Task instructions — Check the listing below for lines with the word "Flux" and say how many there are, with nothing but the number.

Records for processing —
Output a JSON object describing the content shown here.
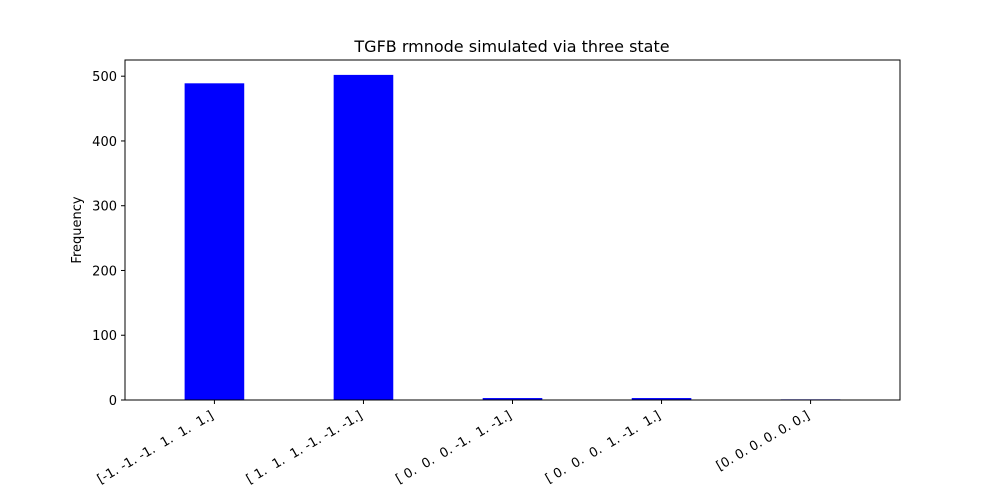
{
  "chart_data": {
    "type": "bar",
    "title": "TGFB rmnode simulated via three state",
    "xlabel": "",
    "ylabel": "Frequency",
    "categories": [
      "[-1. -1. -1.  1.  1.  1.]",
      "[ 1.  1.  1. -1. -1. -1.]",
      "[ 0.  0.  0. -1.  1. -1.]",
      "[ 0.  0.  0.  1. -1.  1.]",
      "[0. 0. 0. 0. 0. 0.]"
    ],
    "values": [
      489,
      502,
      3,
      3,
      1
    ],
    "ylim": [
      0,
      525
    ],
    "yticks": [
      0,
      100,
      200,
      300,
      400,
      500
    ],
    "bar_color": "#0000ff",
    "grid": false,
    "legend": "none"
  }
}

---

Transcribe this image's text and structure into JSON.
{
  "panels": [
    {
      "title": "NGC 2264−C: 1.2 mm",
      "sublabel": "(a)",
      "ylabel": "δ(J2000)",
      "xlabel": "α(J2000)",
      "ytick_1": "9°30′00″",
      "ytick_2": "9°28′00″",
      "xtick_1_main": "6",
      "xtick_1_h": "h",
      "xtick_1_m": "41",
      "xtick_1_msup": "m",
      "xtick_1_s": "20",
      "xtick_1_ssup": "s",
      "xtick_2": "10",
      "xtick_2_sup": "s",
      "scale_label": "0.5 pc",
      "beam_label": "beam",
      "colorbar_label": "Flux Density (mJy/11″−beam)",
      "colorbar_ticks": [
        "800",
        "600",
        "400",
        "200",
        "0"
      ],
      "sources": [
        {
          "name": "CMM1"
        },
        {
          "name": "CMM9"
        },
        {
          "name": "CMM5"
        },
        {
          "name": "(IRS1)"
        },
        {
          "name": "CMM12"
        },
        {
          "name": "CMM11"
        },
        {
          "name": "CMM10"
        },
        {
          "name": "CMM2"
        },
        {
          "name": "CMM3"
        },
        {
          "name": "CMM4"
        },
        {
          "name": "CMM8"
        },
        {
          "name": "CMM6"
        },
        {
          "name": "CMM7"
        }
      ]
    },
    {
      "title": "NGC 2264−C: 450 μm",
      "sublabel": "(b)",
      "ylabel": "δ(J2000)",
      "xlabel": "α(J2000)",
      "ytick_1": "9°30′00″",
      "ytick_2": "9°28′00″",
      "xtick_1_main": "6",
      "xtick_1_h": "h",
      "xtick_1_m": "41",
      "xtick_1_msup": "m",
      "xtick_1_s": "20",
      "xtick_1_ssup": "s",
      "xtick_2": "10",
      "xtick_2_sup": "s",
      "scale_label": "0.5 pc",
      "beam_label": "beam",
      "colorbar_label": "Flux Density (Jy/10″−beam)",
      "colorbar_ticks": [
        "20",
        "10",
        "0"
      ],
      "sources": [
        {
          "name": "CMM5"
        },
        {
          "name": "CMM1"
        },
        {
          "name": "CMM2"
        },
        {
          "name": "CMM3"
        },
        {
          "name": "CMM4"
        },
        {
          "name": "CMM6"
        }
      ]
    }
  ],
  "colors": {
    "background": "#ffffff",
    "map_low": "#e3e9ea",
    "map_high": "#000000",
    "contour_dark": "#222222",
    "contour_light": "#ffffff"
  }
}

--

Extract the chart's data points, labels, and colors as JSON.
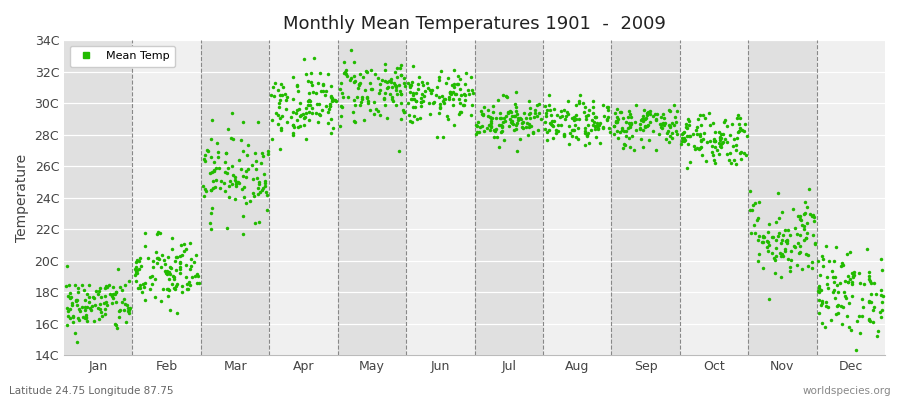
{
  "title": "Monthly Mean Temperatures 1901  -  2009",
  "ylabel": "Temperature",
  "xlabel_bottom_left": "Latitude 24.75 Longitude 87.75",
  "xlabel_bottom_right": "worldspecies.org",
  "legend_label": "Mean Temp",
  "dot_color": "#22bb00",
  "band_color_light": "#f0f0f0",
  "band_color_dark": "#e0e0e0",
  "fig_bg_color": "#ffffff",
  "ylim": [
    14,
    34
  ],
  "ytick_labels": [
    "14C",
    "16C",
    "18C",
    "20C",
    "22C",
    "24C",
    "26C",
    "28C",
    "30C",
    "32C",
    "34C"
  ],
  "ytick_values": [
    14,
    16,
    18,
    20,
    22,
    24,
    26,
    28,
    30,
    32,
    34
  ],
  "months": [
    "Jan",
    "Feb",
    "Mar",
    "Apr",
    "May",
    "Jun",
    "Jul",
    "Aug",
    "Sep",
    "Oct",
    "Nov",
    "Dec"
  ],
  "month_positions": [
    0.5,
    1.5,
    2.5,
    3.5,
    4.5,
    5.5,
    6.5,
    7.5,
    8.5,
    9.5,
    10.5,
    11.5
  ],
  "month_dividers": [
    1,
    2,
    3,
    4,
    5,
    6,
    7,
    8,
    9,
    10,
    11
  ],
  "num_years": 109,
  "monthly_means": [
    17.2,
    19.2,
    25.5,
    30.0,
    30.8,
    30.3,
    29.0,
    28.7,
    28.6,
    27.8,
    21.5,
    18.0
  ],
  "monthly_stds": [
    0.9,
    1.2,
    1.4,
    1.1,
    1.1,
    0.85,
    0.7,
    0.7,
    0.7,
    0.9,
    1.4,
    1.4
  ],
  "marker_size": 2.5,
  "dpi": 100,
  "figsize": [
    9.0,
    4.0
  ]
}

Full solution — 2